Can you output the material exactly as written, minus any pictures it holds?

begin Exercise input

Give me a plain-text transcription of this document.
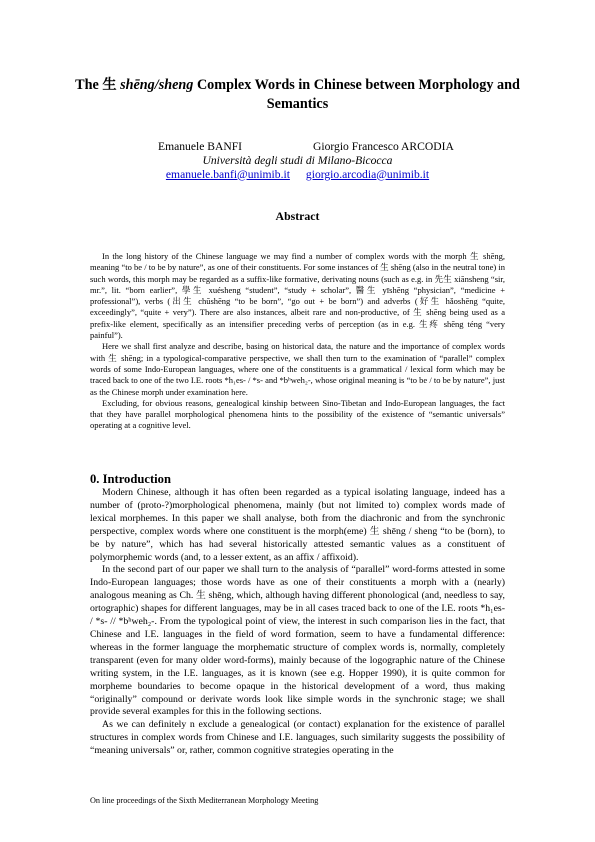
The 生 shēng/sheng Complex Words in Chinese between Morphology and Semantics
Emanuele BANFI	Giorgio Francesco ARCODIA
Università degli studi di Milano-Bicocca
emanuele.banfi@unimib.it giorgio.arcodia@unimib.it
Abstract

In the long history of the Chinese language we may find a number of complex words with the morph 生 shēng, meaning “to be / to be by nature”, as one of their constituents. For some instances of 生 shēng (also in the neutral tone) in such words, this morph may be regarded as a suffix-like formative, derivating nouns (such as e.g. in 先生 xiānsheng “sir, mr.”, lit. “born earlier”, 學生 xuésheng “student”, “study + scholar”, 醫生 yīshēng “physician”, “medicine + professional”), verbs (出生 chūshēng “to be born”, “go out + be born”) and adverbs (好生 hǎoshēng “quite, exceedingly”, “quite + very”). There are also instances, albeit rare and non-productive, of 生 shēng being used as a prefix-like element, specifically as an intensifier preceding verbs of perception (as in e.g. 生疼 shēng téng “very painful”).

Here we shall first analyze and describe, basing on historical data, the nature and the importance of complex words with 生 shēng; in a typological-comparative perspective, we shall then turn to the examination of “parallel” complex words of some Indo-European languages, where one of the constituents is a grammatical / lexical form which may be traced back to one of the two I.E. roots *h₁es- / *s- and *bʰweh₂-, whose original meaning is “to be / to be by nature”, just as the Chinese morph under examination here.

Excluding, for obvious reasons, genealogical kinship between Sino-Tibetan and Indo-European languages, the fact that they have parallel morphological phenomena hints to the possibility of the existence of “semantic universals” operating at a cognitive level.

0. Introduction

Modern Chinese, although it has often been regarded as a typical isolating language, indeed has a number of (proto-?)morphological phenomena, mainly (but not limited to) complex words made of lexical morphemes. In this paper we shall analyse, both from the diachronic and from the synchronic perspective, complex words where one constituent is the morph(eme) 生 shēng / sheng “to be (born), to be by nature”, which has had several historically attested semantic values as a constituent of polymorphemic words (and, to a lesser extent, as an affix / affixoid).

In the second part of our paper we shall turn to the analysis of “parallel” word-forms attested in some Indo-European languages; those words have as one of their constituents a morph with a (nearly) analogous meaning as Ch. 生 shēng, which, although having different phonological (and, needless to say, ortographic) shapes for different languages, may be in all cases traced back to one of the I.E. roots *h₁es- / *s- // *bʰweh₂-. From the typological point of view, the interest in such comparison lies in the fact, that Chinese and I.E. languages in the field of word formation, seem to have a fundamental difference: whereas in the former language the morphematic structure of complex words is, normally, completely transparent (even for many older word-forms), mainly because of the logographic nature of the Chinese writing system, in the I.E. languages, as it is known (see e.g. Hopper 1990), it is quite common for morpheme boundaries to become opaque in the historical development of a word, thus making “originally” compound or derivate words look like simple words in the synchronic stage; we shall provide several examples for this in the following sections.

As we can definitely n exclude a genealogical (or contact) explanation for the existence of parallel structures in complex words from Chinese and I.E. languages, such similarity suggests the possibility of “meaning universals” or, rather, common cognitive strategies operating in the

On line proceedings of the Sixth Mediterranean Morphology Meeting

end Exercise input

Answer to the task:
Give me a plain-text transcription of this document.
The 生 shēng/sheng Complex Words in Chinese between Morphology and Semantics
Emanuele BANFI	Giorgio Francesco ARCODIA
Università degli studi di Milano-Bicocca
emanuele.banfi@unimib.it giorgio.arcodia@unimib.it
Abstract

In the long history of the Chinese language we may find a number of complex words with the morph 生 shēng, meaning “to be / to be by nature”, as one of their constituents. For some instances of 生 shēng (also in the neutral tone) in such words, this morph may be regarded as a suffix-like formative, derivating nouns (such as e.g. in 先生 xiānsheng “sir, mr.”, lit. “born earlier”, 學生 xuésheng “student”, “study + scholar”, 醫生 yīshēng “physician”, “medicine + professional”), verbs (出生 chūshēng “to be born”, “go out + be born”) and adverbs (好生 hǎoshēng “quite, exceedingly”, “quite + very”). There are also instances, albeit rare and non-productive, of 生 shēng being used as a prefix-like element, specifically as an intensifier preceding verbs of perception (as in e.g. 生疼 shēng téng “very painful”).

Here we shall first analyze and describe, basing on historical data, the nature and the importance of complex words with 生 shēng; in a typological-comparative perspective, we shall then turn to the examination of “parallel” complex words of some Indo-European languages, where one of the constituents is a grammatical / lexical form which may be traced back to one of the two I.E. roots *h₁es- / *s- and *bʰweh₂-, whose original meaning is “to be / to be by nature”, just as the Chinese morph under examination here.

Excluding, for obvious reasons, genealogical kinship between Sino-Tibetan and Indo-European languages, the fact that they have parallel morphological phenomena hints to the possibility of the existence of “semantic universals” operating at a cognitive level.

0. Introduction

Modern Chinese, although it has often been regarded as a typical isolating language, indeed has a number of (proto-?)morphological phenomena, mainly (but not limited to) complex words made of lexical morphemes. In this paper we shall analyse, both from the diachronic and from the synchronic perspective, complex words where one constituent is the morph(eme) 生 shēng / sheng “to be (born), to be by nature”, which has had several historically attested semantic values as a constituent of polymorphemic words (and, to a lesser extent, as an affix / affixoid).

In the second part of our paper we shall turn to the analysis of “parallel” word-forms attested in some Indo-European languages; those words have as one of their constituents a morph with a (nearly) analogous meaning as Ch. 生 shēng, which, although having different phonological (and, needless to say, ortographic) shapes for different languages, may be in all cases traced back to one of the I.E. roots *h₁es- / *s- // *bʰweh₂-. From the typological point of view, the interest in such comparison lies in the fact, that Chinese and I.E. languages in the field of word formation, seem to have a fundamental difference: whereas in the former language the morphematic structure of complex words is, normally, completely transparent (even for many older word-forms), mainly because of the logographic nature of the Chinese writing system, in the I.E. languages, as it is known (see e.g. Hopper 1990), it is quite common for morpheme boundaries to become opaque in the historical development of a word, thus making “originally” compound or derivate words look like simple words in the synchronic stage; we shall provide several examples for this in the following sections.

As we can definitely n exclude a genealogical (or contact) explanation for the existence of parallel structures in complex words from Chinese and I.E. languages, such similarity suggests the possibility of “meaning universals” or, rather, common cognitive strategies operating in the

On line proceedings of the Sixth Mediterranean Morphology Meeting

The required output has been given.